What is being asked: Go through the records and give each one again exactly.

— BEGIN —

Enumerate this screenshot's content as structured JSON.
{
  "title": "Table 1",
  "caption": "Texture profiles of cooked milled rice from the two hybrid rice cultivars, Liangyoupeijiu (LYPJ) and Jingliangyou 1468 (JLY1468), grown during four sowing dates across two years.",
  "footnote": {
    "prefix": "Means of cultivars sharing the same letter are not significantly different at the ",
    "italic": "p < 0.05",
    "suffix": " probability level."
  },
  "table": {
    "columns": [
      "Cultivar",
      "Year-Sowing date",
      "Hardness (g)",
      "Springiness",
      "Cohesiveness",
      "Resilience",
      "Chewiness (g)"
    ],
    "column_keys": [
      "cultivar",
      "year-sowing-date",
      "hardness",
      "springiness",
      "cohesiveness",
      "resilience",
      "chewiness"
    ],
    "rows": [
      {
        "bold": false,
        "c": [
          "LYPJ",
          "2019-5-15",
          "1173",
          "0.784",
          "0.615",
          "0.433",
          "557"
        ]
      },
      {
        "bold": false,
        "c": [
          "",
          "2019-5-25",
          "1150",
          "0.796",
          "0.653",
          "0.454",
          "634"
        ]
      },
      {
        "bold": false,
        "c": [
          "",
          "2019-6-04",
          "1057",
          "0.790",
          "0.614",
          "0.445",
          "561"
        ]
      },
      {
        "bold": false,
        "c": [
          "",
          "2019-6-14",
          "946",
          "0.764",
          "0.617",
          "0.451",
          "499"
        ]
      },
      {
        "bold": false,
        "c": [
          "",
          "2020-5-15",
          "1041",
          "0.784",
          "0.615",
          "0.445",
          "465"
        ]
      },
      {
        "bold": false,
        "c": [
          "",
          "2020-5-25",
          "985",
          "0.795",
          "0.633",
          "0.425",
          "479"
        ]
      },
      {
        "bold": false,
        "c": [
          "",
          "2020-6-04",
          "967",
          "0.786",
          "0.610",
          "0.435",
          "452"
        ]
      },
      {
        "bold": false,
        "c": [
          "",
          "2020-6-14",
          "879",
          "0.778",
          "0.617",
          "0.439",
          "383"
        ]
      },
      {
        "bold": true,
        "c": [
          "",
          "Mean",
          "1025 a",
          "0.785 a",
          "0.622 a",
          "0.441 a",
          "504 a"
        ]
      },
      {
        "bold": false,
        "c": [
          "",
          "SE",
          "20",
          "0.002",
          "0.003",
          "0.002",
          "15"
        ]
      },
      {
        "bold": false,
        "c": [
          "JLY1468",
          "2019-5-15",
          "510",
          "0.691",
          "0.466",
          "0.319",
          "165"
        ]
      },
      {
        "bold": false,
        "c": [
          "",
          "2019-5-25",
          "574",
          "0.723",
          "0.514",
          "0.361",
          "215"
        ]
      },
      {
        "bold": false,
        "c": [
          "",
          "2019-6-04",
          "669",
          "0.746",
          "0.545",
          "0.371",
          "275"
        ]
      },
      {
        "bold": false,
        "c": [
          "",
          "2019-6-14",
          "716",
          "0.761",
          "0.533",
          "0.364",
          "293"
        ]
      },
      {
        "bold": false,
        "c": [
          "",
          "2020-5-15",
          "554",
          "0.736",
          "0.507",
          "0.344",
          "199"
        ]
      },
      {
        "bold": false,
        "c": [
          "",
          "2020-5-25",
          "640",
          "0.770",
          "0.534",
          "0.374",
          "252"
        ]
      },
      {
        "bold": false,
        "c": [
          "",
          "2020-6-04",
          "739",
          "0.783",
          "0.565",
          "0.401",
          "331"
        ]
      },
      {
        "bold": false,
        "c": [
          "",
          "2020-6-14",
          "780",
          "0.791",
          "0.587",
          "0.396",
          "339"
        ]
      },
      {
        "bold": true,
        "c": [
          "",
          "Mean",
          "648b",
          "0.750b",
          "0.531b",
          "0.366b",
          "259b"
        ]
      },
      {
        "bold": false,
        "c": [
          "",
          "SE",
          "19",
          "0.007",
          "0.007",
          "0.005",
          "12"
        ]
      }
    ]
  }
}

— END —

Answer to this task:
Enumerate this screenshot's content as structured JSON.
{
  "title": "Table 1",
  "caption": "Texture profiles of cooked milled rice from the two hybrid rice cultivars, Liangyoupeijiu (LYPJ) and Jingliangyou 1468 (JLY1468), grown during four sowing dates across two years.",
  "footnote": {
    "prefix": "Means of cultivars sharing the same letter are not significantly different at the ",
    "italic": "p < 0.05",
    "suffix": " probability level."
  },
  "table": {
    "columns": [
      "Cultivar",
      "Year-Sowing date",
      "Hardness (g)",
      "Springiness",
      "Cohesiveness",
      "Resilience",
      "Chewiness (g)"
    ],
    "column_keys": [
      "cultivar",
      "year-sowing-date",
      "hardness",
      "springiness",
      "cohesiveness",
      "resilience",
      "chewiness"
    ],
    "rows": [
      {
        "bold": false,
        "c": [
          "LYPJ",
          "2019-5-15",
          "1173",
          "0.784",
          "0.615",
          "0.433",
          "557"
        ]
      },
      {
        "bold": false,
        "c": [
          "",
          "2019-5-25",
          "1150",
          "0.796",
          "0.653",
          "0.454",
          "634"
        ]
      },
      {
        "bold": false,
        "c": [
          "",
          "2019-6-04",
          "1057",
          "0.790",
          "0.614",
          "0.445",
          "561"
        ]
      },
      {
        "bold": false,
        "c": [
          "",
          "2019-6-14",
          "946",
          "0.764",
          "0.617",
          "0.451",
          "499"
        ]
      },
      {
        "bold": false,
        "c": [
          "",
          "2020-5-15",
          "1041",
          "0.784",
          "0.615",
          "0.445",
          "465"
        ]
      },
      {
        "bold": false,
        "c": [
          "",
          "2020-5-25",
          "985",
          "0.795",
          "0.633",
          "0.425",
          "479"
        ]
      },
      {
        "bold": false,
        "c": [
          "",
          "2020-6-04",
          "967",
          "0.786",
          "0.610",
          "0.435",
          "452"
        ]
      },
      {
        "bold": false,
        "c": [
          "",
          "2020-6-14",
          "879",
          "0.778",
          "0.617",
          "0.439",
          "383"
        ]
      },
      {
        "bold": true,
        "c": [
          "",
          "Mean",
          "1025 a",
          "0.785 a",
          "0.622 a",
          "0.441 a",
          "504 a"
        ]
      },
      {
        "bold": false,
        "c": [
          "",
          "SE",
          "20",
          "0.002",
          "0.003",
          "0.002",
          "15"
        ]
      },
      {
        "bold": false,
        "c": [
          "JLY1468",
          "2019-5-15",
          "510",
          "0.691",
          "0.466",
          "0.319",
          "165"
        ]
      },
      {
        "bold": false,
        "c": [
          "",
          "2019-5-25",
          "574",
          "0.723",
          "0.514",
          "0.361",
          "215"
        ]
      },
      {
        "bold": false,
        "c": [
          "",
          "2019-6-04",
          "669",
          "0.746",
          "0.545",
          "0.371",
          "275"
        ]
      },
      {
        "bold": false,
        "c": [
          "",
          "2019-6-14",
          "716",
          "0.761",
          "0.533",
          "0.364",
          "293"
        ]
      },
      {
        "bold": false,
        "c": [
          "",
          "2020-5-15",
          "554",
          "0.736",
          "0.507",
          "0.344",
          "199"
        ]
      },
      {
        "bold": false,
        "c": [
          "",
          "2020-5-25",
          "640",
          "0.770",
          "0.534",
          "0.374",
          "252"
        ]
      },
      {
        "bold": false,
        "c": [
          "",
          "2020-6-04",
          "739",
          "0.783",
          "0.565",
          "0.401",
          "331"
        ]
      },
      {
        "bold": false,
        "c": [
          "",
          "2020-6-14",
          "780",
          "0.791",
          "0.587",
          "0.396",
          "339"
        ]
      },
      {
        "bold": true,
        "c": [
          "",
          "Mean",
          "648b",
          "0.750b",
          "0.531b",
          "0.366b",
          "259b"
        ]
      },
      {
        "bold": false,
        "c": [
          "",
          "SE",
          "19",
          "0.007",
          "0.007",
          "0.005",
          "12"
        ]
      }
    ]
  }
}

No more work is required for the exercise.